Stored records -
____________________
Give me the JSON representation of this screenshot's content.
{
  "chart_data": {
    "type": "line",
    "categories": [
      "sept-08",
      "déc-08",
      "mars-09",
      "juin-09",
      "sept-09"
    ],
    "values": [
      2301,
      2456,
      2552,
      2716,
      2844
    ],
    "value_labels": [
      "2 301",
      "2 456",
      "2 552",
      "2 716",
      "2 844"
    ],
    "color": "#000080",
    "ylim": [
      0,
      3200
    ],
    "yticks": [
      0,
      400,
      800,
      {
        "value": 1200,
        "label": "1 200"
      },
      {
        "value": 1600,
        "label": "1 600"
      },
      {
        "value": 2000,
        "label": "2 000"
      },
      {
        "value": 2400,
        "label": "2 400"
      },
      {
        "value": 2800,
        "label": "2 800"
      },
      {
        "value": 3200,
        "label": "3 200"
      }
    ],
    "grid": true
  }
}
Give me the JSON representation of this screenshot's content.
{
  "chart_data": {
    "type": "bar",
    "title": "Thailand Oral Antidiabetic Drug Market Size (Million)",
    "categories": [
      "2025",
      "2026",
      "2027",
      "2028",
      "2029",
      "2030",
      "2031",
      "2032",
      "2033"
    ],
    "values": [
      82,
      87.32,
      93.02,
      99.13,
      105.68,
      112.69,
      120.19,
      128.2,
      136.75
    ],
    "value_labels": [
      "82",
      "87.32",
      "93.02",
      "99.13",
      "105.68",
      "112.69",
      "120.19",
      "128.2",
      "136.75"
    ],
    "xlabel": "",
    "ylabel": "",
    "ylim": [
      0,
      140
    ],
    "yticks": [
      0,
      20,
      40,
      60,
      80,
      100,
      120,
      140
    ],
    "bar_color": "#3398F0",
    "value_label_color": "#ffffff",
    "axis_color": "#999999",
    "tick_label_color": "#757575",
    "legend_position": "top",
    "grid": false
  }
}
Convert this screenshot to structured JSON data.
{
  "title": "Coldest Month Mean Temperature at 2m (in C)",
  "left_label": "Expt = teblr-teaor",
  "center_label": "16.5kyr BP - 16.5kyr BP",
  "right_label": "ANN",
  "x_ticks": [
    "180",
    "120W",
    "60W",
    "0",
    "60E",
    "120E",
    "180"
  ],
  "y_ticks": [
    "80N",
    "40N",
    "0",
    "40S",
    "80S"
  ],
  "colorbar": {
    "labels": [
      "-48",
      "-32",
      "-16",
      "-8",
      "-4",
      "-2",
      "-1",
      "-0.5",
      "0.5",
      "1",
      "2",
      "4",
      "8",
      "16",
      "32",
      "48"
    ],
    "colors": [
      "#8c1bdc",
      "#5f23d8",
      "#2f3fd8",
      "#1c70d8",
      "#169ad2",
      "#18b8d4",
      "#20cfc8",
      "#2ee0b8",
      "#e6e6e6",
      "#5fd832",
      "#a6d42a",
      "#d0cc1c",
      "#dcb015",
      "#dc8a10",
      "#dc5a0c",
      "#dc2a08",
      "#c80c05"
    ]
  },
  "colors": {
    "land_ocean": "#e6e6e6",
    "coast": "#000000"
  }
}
____________________
Given problem - The listing above should be transcribed in full, exactly as written.

Task solution -
Give me the JSON representation of this screenshot's content.
{
  "chart_data": {
    "type": "line",
    "categories": [
      "sept-08",
      "déc-08",
      "mars-09",
      "juin-09",
      "sept-09"
    ],
    "values": [
      2301,
      2456,
      2552,
      2716,
      2844
    ],
    "value_labels": [
      "2 301",
      "2 456",
      "2 552",
      "2 716",
      "2 844"
    ],
    "color": "#000080",
    "ylim": [
      0,
      3200
    ],
    "yticks": [
      0,
      400,
      800,
      {
        "value": 1200,
        "label": "1 200"
      },
      {
        "value": 1600,
        "label": "1 600"
      },
      {
        "value": 2000,
        "label": "2 000"
      },
      {
        "value": 2400,
        "label": "2 400"
      },
      {
        "value": 2800,
        "label": "2 800"
      },
      {
        "value": 3200,
        "label": "3 200"
      }
    ],
    "grid": true
  }
}
Give me the JSON representation of this screenshot's content.
{
  "chart_data": {
    "type": "bar",
    "title": "Thailand Oral Antidiabetic Drug Market Size (Million)",
    "categories": [
      "2025",
      "2026",
      "2027",
      "2028",
      "2029",
      "2030",
      "2031",
      "2032",
      "2033"
    ],
    "values": [
      82,
      87.32,
      93.02,
      99.13,
      105.68,
      112.69,
      120.19,
      128.2,
      136.75
    ],
    "value_labels": [
      "82",
      "87.32",
      "93.02",
      "99.13",
      "105.68",
      "112.69",
      "120.19",
      "128.2",
      "136.75"
    ],
    "xlabel": "",
    "ylabel": "",
    "ylim": [
      0,
      140
    ],
    "yticks": [
      0,
      20,
      40,
      60,
      80,
      100,
      120,
      140
    ],
    "bar_color": "#3398F0",
    "value_label_color": "#ffffff",
    "axis_color": "#999999",
    "tick_label_color": "#757575",
    "legend_position": "top",
    "grid": false
  }
}
Convert this screenshot to structured JSON data.
{
  "title": "Coldest Month Mean Temperature at 2m (in C)",
  "left_label": "Expt = teblr-teaor",
  "center_label": "16.5kyr BP - 16.5kyr BP",
  "right_label": "ANN",
  "x_ticks": [
    "180",
    "120W",
    "60W",
    "0",
    "60E",
    "120E",
    "180"
  ],
  "y_ticks": [
    "80N",
    "40N",
    "0",
    "40S",
    "80S"
  ],
  "colorbar": {
    "labels": [
      "-48",
      "-32",
      "-16",
      "-8",
      "-4",
      "-2",
      "-1",
      "-0.5",
      "0.5",
      "1",
      "2",
      "4",
      "8",
      "16",
      "32",
      "48"
    ],
    "colors": [
      "#8c1bdc",
      "#5f23d8",
      "#2f3fd8",
      "#1c70d8",
      "#169ad2",
      "#18b8d4",
      "#20cfc8",
      "#2ee0b8",
      "#e6e6e6",
      "#5fd832",
      "#a6d42a",
      "#d0cc1c",
      "#dcb015",
      "#dc8a10",
      "#dc5a0c",
      "#dc2a08",
      "#c80c05"
    ]
  },
  "colors": {
    "land_ocean": "#e6e6e6",
    "coast": "#000000"
  }
}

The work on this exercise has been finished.